(Records from a collection of figures)
========================

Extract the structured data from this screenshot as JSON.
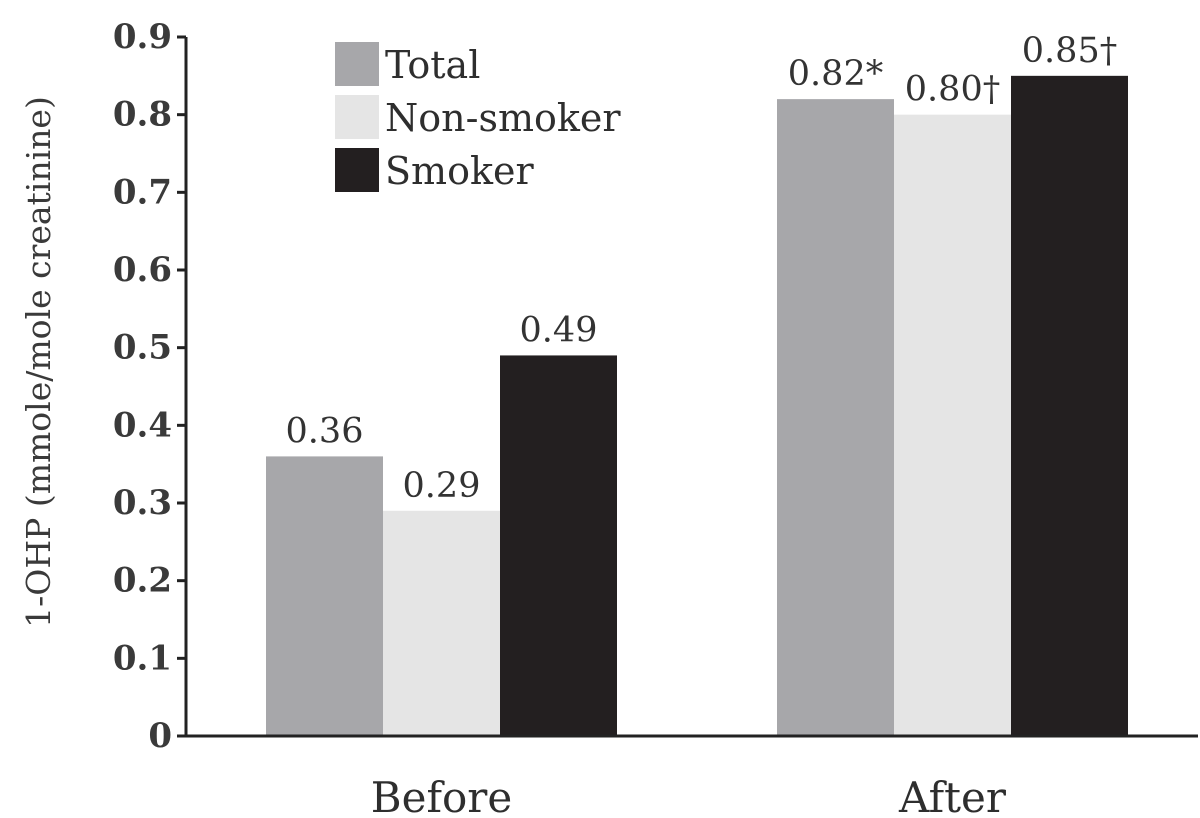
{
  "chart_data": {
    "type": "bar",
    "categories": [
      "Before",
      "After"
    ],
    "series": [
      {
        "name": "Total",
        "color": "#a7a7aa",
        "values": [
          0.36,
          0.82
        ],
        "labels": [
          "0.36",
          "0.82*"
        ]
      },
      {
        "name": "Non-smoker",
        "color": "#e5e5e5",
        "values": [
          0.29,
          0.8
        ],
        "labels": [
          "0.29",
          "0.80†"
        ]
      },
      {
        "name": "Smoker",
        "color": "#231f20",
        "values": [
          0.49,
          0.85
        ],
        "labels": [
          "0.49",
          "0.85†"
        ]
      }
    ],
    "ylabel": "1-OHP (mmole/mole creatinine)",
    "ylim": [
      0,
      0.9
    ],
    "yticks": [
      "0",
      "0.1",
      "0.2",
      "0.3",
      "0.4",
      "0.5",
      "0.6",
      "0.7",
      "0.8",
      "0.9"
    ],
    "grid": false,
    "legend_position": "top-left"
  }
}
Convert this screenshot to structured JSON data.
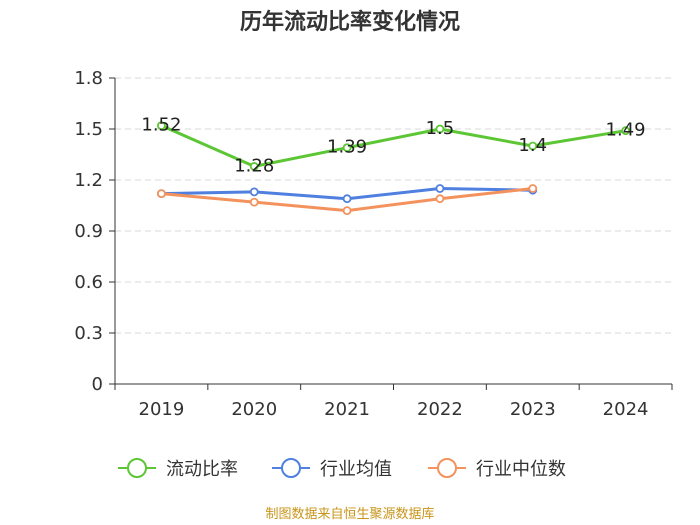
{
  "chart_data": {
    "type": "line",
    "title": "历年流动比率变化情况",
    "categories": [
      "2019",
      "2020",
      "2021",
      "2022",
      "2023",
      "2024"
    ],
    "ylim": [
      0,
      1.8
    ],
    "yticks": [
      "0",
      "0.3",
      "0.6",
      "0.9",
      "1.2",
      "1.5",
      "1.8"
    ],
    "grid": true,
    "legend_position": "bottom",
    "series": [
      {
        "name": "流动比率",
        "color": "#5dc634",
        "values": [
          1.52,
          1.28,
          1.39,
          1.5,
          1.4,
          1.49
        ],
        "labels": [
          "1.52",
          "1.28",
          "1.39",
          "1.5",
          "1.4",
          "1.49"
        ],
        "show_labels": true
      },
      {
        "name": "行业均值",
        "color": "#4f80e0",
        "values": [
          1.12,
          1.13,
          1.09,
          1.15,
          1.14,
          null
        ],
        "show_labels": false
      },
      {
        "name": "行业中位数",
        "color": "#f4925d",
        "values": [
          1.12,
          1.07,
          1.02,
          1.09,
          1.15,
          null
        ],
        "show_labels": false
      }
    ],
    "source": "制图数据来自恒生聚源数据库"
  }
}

========================

# [WORK REQUIRED]
Return the listing above in full and without alteration, excluding its pictures.

# [RESPONSE]
Extract the structured data from this screenshot as JSON.
{
  "chart_data": {
    "type": "bar",
    "categories": [
      "Before",
      "After"
    ],
    "series": [
      {
        "name": "Total",
        "color": "#a7a7aa",
        "values": [
          0.36,
          0.82
        ],
        "labels": [
          "0.36",
          "0.82*"
        ]
      },
      {
        "name": "Non-smoker",
        "color": "#e5e5e5",
        "values": [
          0.29,
          0.8
        ],
        "labels": [
          "0.29",
          "0.80†"
        ]
      },
      {
        "name": "Smoker",
        "color": "#231f20",
        "values": [
          0.49,
          0.85
        ],
        "labels": [
          "0.49",
          "0.85†"
        ]
      }
    ],
    "ylabel": "1-OHP (mmole/mole creatinine)",
    "ylim": [
      0,
      0.9
    ],
    "yticks": [
      "0",
      "0.1",
      "0.2",
      "0.3",
      "0.4",
      "0.5",
      "0.6",
      "0.7",
      "0.8",
      "0.9"
    ],
    "grid": false,
    "legend_position": "top-left"
  }
}
Convert this screenshot to structured JSON data.
{
  "chart_data": {
    "type": "line",
    "title": "历年流动比率变化情况",
    "categories": [
      "2019",
      "2020",
      "2021",
      "2022",
      "2023",
      "2024"
    ],
    "ylim": [
      0,
      1.8
    ],
    "yticks": [
      "0",
      "0.3",
      "0.6",
      "0.9",
      "1.2",
      "1.5",
      "1.8"
    ],
    "grid": true,
    "legend_position": "bottom",
    "series": [
      {
        "name": "流动比率",
        "color": "#5dc634",
        "values": [
          1.52,
          1.28,
          1.39,
          1.5,
          1.4,
          1.49
        ],
        "labels": [
          "1.52",
          "1.28",
          "1.39",
          "1.5",
          "1.4",
          "1.49"
        ],
        "show_labels": true
      },
      {
        "name": "行业均值",
        "color": "#4f80e0",
        "values": [
          1.12,
          1.13,
          1.09,
          1.15,
          1.14,
          null
        ],
        "show_labels": false
      },
      {
        "name": "行业中位数",
        "color": "#f4925d",
        "values": [
          1.12,
          1.07,
          1.02,
          1.09,
          1.15,
          null
        ],
        "show_labels": false
      }
    ],
    "source": "制图数据来自恒生聚源数据库"
  }
}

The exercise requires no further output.